===== PROVIDED MATERIAL =====

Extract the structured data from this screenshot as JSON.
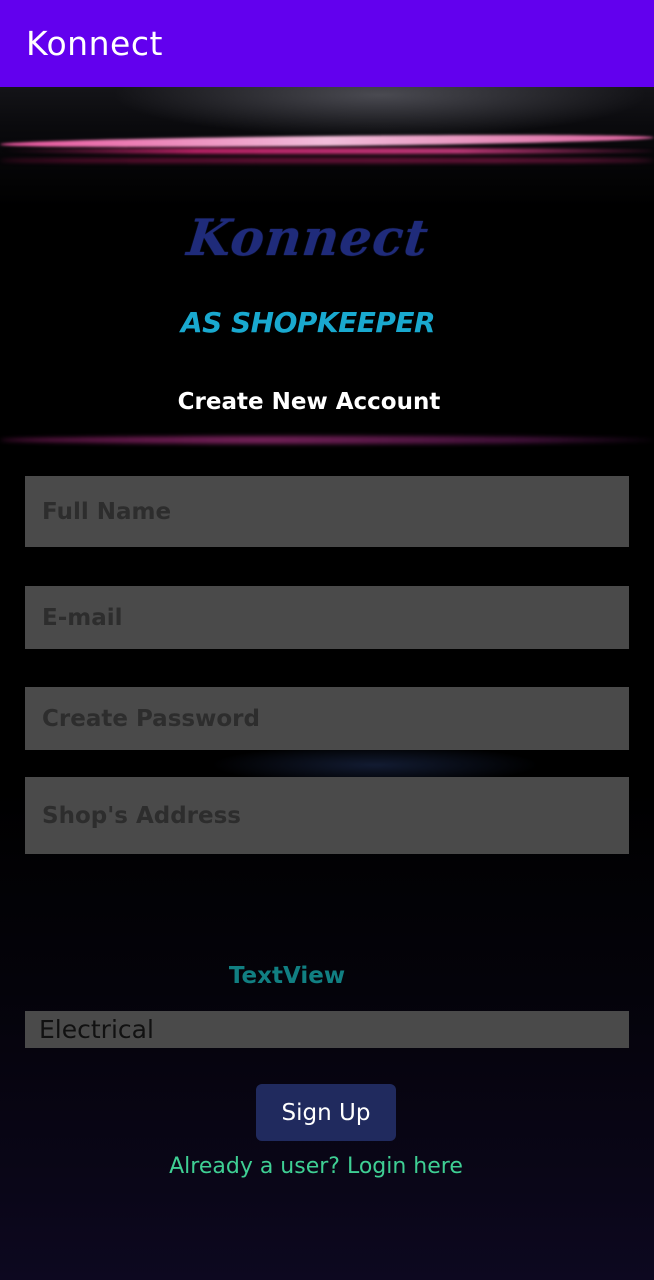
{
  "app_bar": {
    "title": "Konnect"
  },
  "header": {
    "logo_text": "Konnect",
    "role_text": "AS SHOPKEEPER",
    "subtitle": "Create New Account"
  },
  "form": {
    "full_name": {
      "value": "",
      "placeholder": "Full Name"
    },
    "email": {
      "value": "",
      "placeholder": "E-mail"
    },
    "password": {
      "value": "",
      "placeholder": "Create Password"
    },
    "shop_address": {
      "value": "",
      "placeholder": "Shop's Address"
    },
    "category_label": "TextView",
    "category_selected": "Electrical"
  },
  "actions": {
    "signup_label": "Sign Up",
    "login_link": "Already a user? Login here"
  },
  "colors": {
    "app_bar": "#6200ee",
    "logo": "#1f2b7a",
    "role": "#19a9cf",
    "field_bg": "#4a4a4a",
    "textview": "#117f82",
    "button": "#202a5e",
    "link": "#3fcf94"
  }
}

=====
===== PROVIDED MATERIAL =====

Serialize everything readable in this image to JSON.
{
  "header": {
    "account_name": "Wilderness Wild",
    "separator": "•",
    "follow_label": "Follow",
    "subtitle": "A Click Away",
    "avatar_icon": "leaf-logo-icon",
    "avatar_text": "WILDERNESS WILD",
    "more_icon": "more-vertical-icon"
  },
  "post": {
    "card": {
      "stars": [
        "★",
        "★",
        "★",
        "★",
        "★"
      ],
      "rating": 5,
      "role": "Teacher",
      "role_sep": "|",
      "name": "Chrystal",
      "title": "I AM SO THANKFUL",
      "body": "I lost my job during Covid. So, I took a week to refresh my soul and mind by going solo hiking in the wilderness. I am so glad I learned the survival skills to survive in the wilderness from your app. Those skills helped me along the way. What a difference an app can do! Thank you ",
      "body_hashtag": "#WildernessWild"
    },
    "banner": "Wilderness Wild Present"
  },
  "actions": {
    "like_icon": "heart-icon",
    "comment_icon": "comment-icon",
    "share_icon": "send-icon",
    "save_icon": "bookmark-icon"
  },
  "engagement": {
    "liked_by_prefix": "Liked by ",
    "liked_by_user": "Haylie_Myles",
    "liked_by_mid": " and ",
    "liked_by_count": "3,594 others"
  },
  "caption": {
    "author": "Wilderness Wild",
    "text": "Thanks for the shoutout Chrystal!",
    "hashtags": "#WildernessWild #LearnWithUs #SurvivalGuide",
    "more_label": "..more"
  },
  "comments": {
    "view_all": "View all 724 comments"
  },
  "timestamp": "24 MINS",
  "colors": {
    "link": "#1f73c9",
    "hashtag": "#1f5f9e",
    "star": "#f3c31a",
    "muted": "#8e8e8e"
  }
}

=====

** YOUR TASK **
The answer is a single number: how many lines include the word "icon"?

** RESULT OF THIS TASK **
6